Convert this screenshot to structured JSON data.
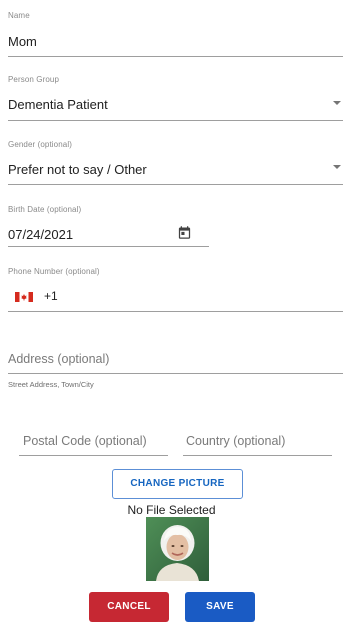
{
  "name": {
    "label": "Name",
    "value": "Mom"
  },
  "person_group": {
    "label": "Person Group",
    "value": "Dementia Patient"
  },
  "gender": {
    "label": "Gender (optional)",
    "value": "Prefer not to say / Other"
  },
  "birth_date": {
    "label": "Birth Date (optional)",
    "value": "07/24/2021",
    "icon": "calendar-icon"
  },
  "phone": {
    "label": "Phone Number (optional)",
    "country_code": "+1",
    "flag_icon": "canada-flag-icon",
    "value": ""
  },
  "address": {
    "placeholder": "Address (optional)",
    "helper": "Street Address, Town/City"
  },
  "postal_code": {
    "placeholder": "Postal Code (optional)"
  },
  "country": {
    "placeholder": "Country (optional)"
  },
  "picture": {
    "change_label": "CHANGE PICTURE",
    "status": "No File Selected"
  },
  "actions": {
    "cancel_label": "CANCEL",
    "save_label": "SAVE"
  },
  "colors": {
    "accent": "#1565c0",
    "cancel": "#c62833",
    "save": "#1a5bc4"
  }
}
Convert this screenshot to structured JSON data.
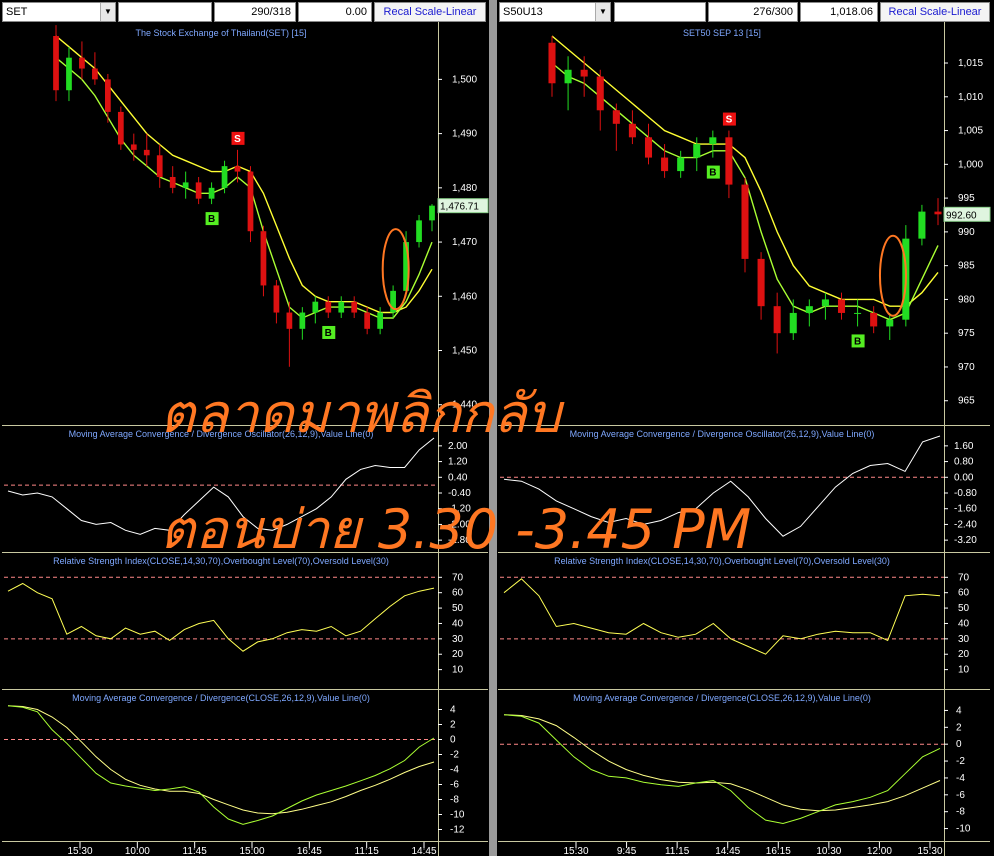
{
  "colors": {
    "up": "#22dd22",
    "down": "#dd1111",
    "ma_fast": "#aaff33",
    "ma_slow": "#ffff33",
    "osc": "#ffffff",
    "rsi": "#ffff55",
    "sig_buy": "#55ee22",
    "sig_sell": "#ee1111",
    "orange": "#ff7722",
    "axis_text": "#ffffff",
    "title_text": "#7fa8ff",
    "level": "#ff8888",
    "grid": "#333333"
  },
  "overlay": {
    "line1": "ตลาดมาพลิกกลับ",
    "line2": "ตอนบ่าย 3.30 -3.45 PM"
  },
  "panels": [
    {
      "toolbar": {
        "symbol": "SET",
        "counter": "290/318",
        "value": "0.00",
        "button": "Recal Scale-Linear"
      },
      "price": {
        "title": "The Stock Exchange of Thailand(SET) [15]",
        "yticks": [
          1500,
          1490,
          1480,
          1470,
          1460,
          1450,
          1440
        ],
        "ylim": [
          1437,
          1508
        ],
        "last": "1,476.71",
        "last_value": 1476.71
      },
      "oscillator": {
        "title": "Moving Average Convergence / Divergence Oscillator(26,12,9),Value Line(0)",
        "ytick_labels": [
          "2.00",
          "1.20",
          "0.40",
          "-0.40",
          "-1.20",
          "-2.00",
          "-2.80"
        ],
        "yticks": [
          2.0,
          1.2,
          0.4,
          -0.4,
          -1.2,
          -2.0,
          -2.8
        ],
        "ylim": [
          -3.2,
          2.4
        ]
      },
      "rsi": {
        "title": "Relative Strength Index(CLOSE,14,30,70),Overbought Level(70),Oversold Level(30)",
        "yticks": [
          70,
          60,
          50,
          40,
          30,
          20,
          10
        ],
        "ylim": [
          0,
          78
        ]
      },
      "macd": {
        "title": "Moving Average Convergence / Divergence(CLOSE,26,12,9),Value Line(0)",
        "yticks": [
          4,
          2,
          0,
          -2,
          -4,
          -6,
          -8,
          -10,
          -12
        ],
        "ylim": [
          -13,
          5
        ]
      },
      "xticks": [
        "15:30",
        "10:00",
        "11:45",
        "15:00",
        "16:45",
        "11:15",
        "14:45"
      ]
    },
    {
      "toolbar": {
        "symbol": "S50U13",
        "counter": "276/300",
        "value": "1,018.06",
        "button": "Recal Scale-Linear"
      },
      "price": {
        "title": "SET50 SEP 13   [15]",
        "yticks": [
          1015,
          1010,
          1005,
          1000,
          995,
          990,
          985,
          980,
          975,
          970,
          965
        ],
        "ylim": [
          962,
          1019
        ],
        "last": "992.60",
        "last_value": 992.6
      },
      "oscillator": {
        "title": "Moving Average Convergence / Divergence Oscillator(26,12,9),Value Line(0)",
        "ytick_labels": [
          "1.60",
          "0.80",
          "0.00",
          "-0.80",
          "-1.60",
          "-2.40",
          "-3.20"
        ],
        "yticks": [
          1.6,
          0.8,
          0.0,
          -0.8,
          -1.6,
          -2.4,
          -3.2
        ],
        "ylim": [
          -3.6,
          2.0
        ]
      },
      "rsi": {
        "title": "Relative Strength Index(CLOSE,14,30,70),Overbought Level(70),Oversold Level(30)",
        "yticks": [
          70,
          60,
          50,
          40,
          30,
          20,
          10
        ],
        "ylim": [
          0,
          78
        ]
      },
      "macd": {
        "title": "Moving Average Convergence / Divergence(CLOSE,26,12,9),Value Line(0)",
        "yticks": [
          4,
          2,
          0,
          -2,
          -4,
          -6,
          -8,
          -10
        ],
        "ylim": [
          -11,
          5
        ]
      },
      "xticks": [
        "15:30",
        "9:45",
        "11:15",
        "14:45",
        "16:15",
        "10:30",
        "12:00",
        "15:30"
      ]
    }
  ],
  "chart_data": [
    {
      "type": "candlestick",
      "title": "The Stock Exchange of Thailand(SET) [15]",
      "ohlc": [
        [
          1508,
          1510,
          1496,
          1498
        ],
        [
          1498,
          1506,
          1496,
          1504
        ],
        [
          1504,
          1507,
          1500,
          1502
        ],
        [
          1502,
          1505,
          1499,
          1500
        ],
        [
          1500,
          1501,
          1492,
          1494
        ],
        [
          1494,
          1495,
          1487,
          1488
        ],
        [
          1488,
          1490,
          1485,
          1487
        ],
        [
          1487,
          1490,
          1484,
          1486
        ],
        [
          1486,
          1488,
          1480,
          1482
        ],
        [
          1482,
          1484,
          1479,
          1480
        ],
        [
          1480,
          1483,
          1478,
          1481
        ],
        [
          1481,
          1482,
          1477,
          1478
        ],
        [
          1478,
          1481,
          1477,
          1480
        ],
        [
          1480,
          1485,
          1479,
          1484
        ],
        [
          1484,
          1487,
          1481,
          1483
        ],
        [
          1483,
          1484,
          1470,
          1472
        ],
        [
          1472,
          1473,
          1460,
          1462
        ],
        [
          1462,
          1463,
          1455,
          1457
        ],
        [
          1457,
          1459,
          1447,
          1454
        ],
        [
          1454,
          1458,
          1452,
          1457
        ],
        [
          1457,
          1460,
          1455,
          1459
        ],
        [
          1459,
          1460,
          1456,
          1457
        ],
        [
          1457,
          1460,
          1456,
          1459
        ],
        [
          1459,
          1460,
          1456,
          1457
        ],
        [
          1457,
          1458,
          1453,
          1454
        ],
        [
          1454,
          1458,
          1453,
          1457
        ],
        [
          1457,
          1462,
          1456,
          1461
        ],
        [
          1461,
          1472,
          1460,
          1470
        ],
        [
          1470,
          1475,
          1469,
          1474
        ],
        [
          1474,
          1477,
          1472,
          1476.71
        ]
      ],
      "ma_fast": [
        1504,
        1502,
        1500,
        1497,
        1493,
        1489,
        1486,
        1484,
        1482,
        1481,
        1480,
        1479,
        1479,
        1480,
        1482,
        1480,
        1472,
        1465,
        1458,
        1456,
        1457,
        1458,
        1458,
        1458,
        1457,
        1456,
        1456,
        1459,
        1464,
        1470
      ],
      "ma_slow": [
        1508,
        1506,
        1504,
        1502,
        1499,
        1496,
        1493,
        1490,
        1488,
        1486,
        1485,
        1484,
        1483,
        1483,
        1484,
        1483,
        1479,
        1473,
        1467,
        1462,
        1460,
        1459,
        1459,
        1459,
        1458,
        1457,
        1457,
        1458,
        1461,
        1465
      ],
      "signals": [
        {
          "type": "S",
          "x": 14
        },
        {
          "type": "B",
          "x": 12
        },
        {
          "type": "B",
          "x": 21
        }
      ],
      "oscillator": [
        -0.3,
        -0.5,
        -0.4,
        -0.6,
        -1.2,
        -1.8,
        -2.0,
        -1.9,
        -2.3,
        -2.5,
        -2.2,
        -2.3,
        -1.5,
        -0.8,
        -0.1,
        -0.6,
        -1.6,
        -2.2,
        -2.3,
        -2.0,
        -1.6,
        -1.2,
        -0.6,
        0.3,
        0.8,
        1.0,
        0.9,
        0.9,
        1.8,
        2.4
      ],
      "rsi": [
        61,
        66,
        60,
        56,
        33,
        38,
        32,
        30,
        37,
        33,
        35,
        29,
        36,
        40,
        42,
        30,
        22,
        28,
        30,
        34,
        36,
        35,
        38,
        32,
        35,
        43,
        51,
        58,
        61,
        63
      ],
      "macd_line": [
        4.5,
        4.3,
        3.7,
        1.3,
        -0.5,
        -2.5,
        -4.5,
        -5.8,
        -6.2,
        -6.5,
        -6.8,
        -6.6,
        -6.3,
        -7.0,
        -9.0,
        -10.6,
        -11.3,
        -10.8,
        -10.2,
        -9.2,
        -8.2,
        -7.4,
        -6.8,
        -6.2,
        -5.5,
        -4.8,
        -3.9,
        -2.8,
        -1.0,
        0.2
      ],
      "macd_signal": [
        4.5,
        4.4,
        4.0,
        3.0,
        1.6,
        -0.3,
        -2.3,
        -4.0,
        -5.3,
        -6.1,
        -6.6,
        -6.9,
        -6.9,
        -7.2,
        -8.0,
        -8.7,
        -9.4,
        -9.8,
        -9.9,
        -9.7,
        -9.3,
        -8.8,
        -8.3,
        -7.6,
        -6.8,
        -6.1,
        -5.3,
        -4.4,
        -3.6,
        -3.0
      ]
    },
    {
      "type": "candlestick",
      "title": "SET50 SEP 13   [15]",
      "ohlc": [
        [
          1018,
          1019,
          1010,
          1012
        ],
        [
          1012,
          1016,
          1008,
          1014
        ],
        [
          1014,
          1016,
          1010,
          1013
        ],
        [
          1013,
          1014,
          1005,
          1008
        ],
        [
          1008,
          1009,
          1002,
          1006
        ],
        [
          1006,
          1008,
          1003,
          1004
        ],
        [
          1004,
          1006,
          1000,
          1001
        ],
        [
          1001,
          1003,
          998,
          999
        ],
        [
          999,
          1002,
          998,
          1001
        ],
        [
          1001,
          1004,
          999,
          1003
        ],
        [
          1003,
          1005,
          1001,
          1004
        ],
        [
          1004,
          1005,
          995,
          997
        ],
        [
          997,
          998,
          984,
          986
        ],
        [
          986,
          987,
          977,
          979
        ],
        [
          979,
          981,
          972,
          975
        ],
        [
          975,
          980,
          974,
          978
        ],
        [
          978,
          980,
          976,
          979
        ],
        [
          979,
          981,
          977,
          980
        ],
        [
          980,
          981,
          977,
          978
        ],
        [
          978,
          980,
          976,
          978
        ],
        [
          978,
          979,
          975,
          976
        ],
        [
          976,
          978,
          974,
          977
        ],
        [
          977,
          991,
          976,
          989
        ],
        [
          989,
          994,
          988,
          993
        ],
        [
          993,
          995,
          991,
          992.6
        ]
      ],
      "ma_fast": [
        1015,
        1013,
        1012,
        1010,
        1008,
        1006,
        1004,
        1002,
        1001,
        1001,
        1002,
        1002,
        998,
        990,
        983,
        979,
        978,
        979,
        979,
        979,
        978,
        977,
        978,
        983,
        988
      ],
      "ma_slow": [
        1019,
        1017,
        1015,
        1013,
        1011,
        1009,
        1007,
        1005,
        1004,
        1003,
        1003,
        1003,
        1001,
        996,
        990,
        985,
        982,
        981,
        980,
        980,
        980,
        979,
        979,
        981,
        984
      ],
      "signals": [
        {
          "type": "S",
          "x": 11
        },
        {
          "type": "B",
          "x": 10
        },
        {
          "type": "B",
          "x": 19
        }
      ],
      "oscillator": [
        -0.1,
        -0.2,
        -0.6,
        -1.2,
        -1.6,
        -2.0,
        -2.3,
        -2.1,
        -2.4,
        -2.2,
        -1.8,
        -1.6,
        -0.8,
        -0.2,
        -1.0,
        -2.1,
        -3.0,
        -2.5,
        -1.5,
        -0.5,
        0.2,
        0.6,
        0.7,
        0.3,
        1.8,
        2.1
      ],
      "rsi": [
        60,
        69,
        58,
        38,
        40,
        37,
        34,
        33,
        40,
        34,
        31,
        33,
        40,
        30,
        25,
        20,
        32,
        30,
        33,
        35,
        34,
        34,
        29,
        58,
        59,
        58
      ],
      "macd_line": [
        3.5,
        3.3,
        2.5,
        0.5,
        -1.5,
        -3.0,
        -3.8,
        -4.0,
        -4.5,
        -4.8,
        -5.0,
        -4.6,
        -4.3,
        -5.5,
        -7.5,
        -9.0,
        -9.4,
        -8.8,
        -8.0,
        -7.2,
        -6.8,
        -6.3,
        -5.5,
        -3.5,
        -1.5,
        -0.5
      ],
      "macd_signal": [
        3.5,
        3.4,
        3.0,
        2.2,
        0.8,
        -0.7,
        -2.0,
        -3.0,
        -3.7,
        -4.2,
        -4.5,
        -4.6,
        -4.5,
        -4.7,
        -5.4,
        -6.3,
        -7.2,
        -7.7,
        -7.9,
        -7.8,
        -7.5,
        -7.2,
        -6.8,
        -6.1,
        -5.2,
        -4.3
      ]
    }
  ]
}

☆ ☆ ☆ ☆

▶ _EXERCISE INSTRUCTIONS_
State only the number of lines in these entries that contain "icon".

▶ _COMPLETED EXERCISE_
2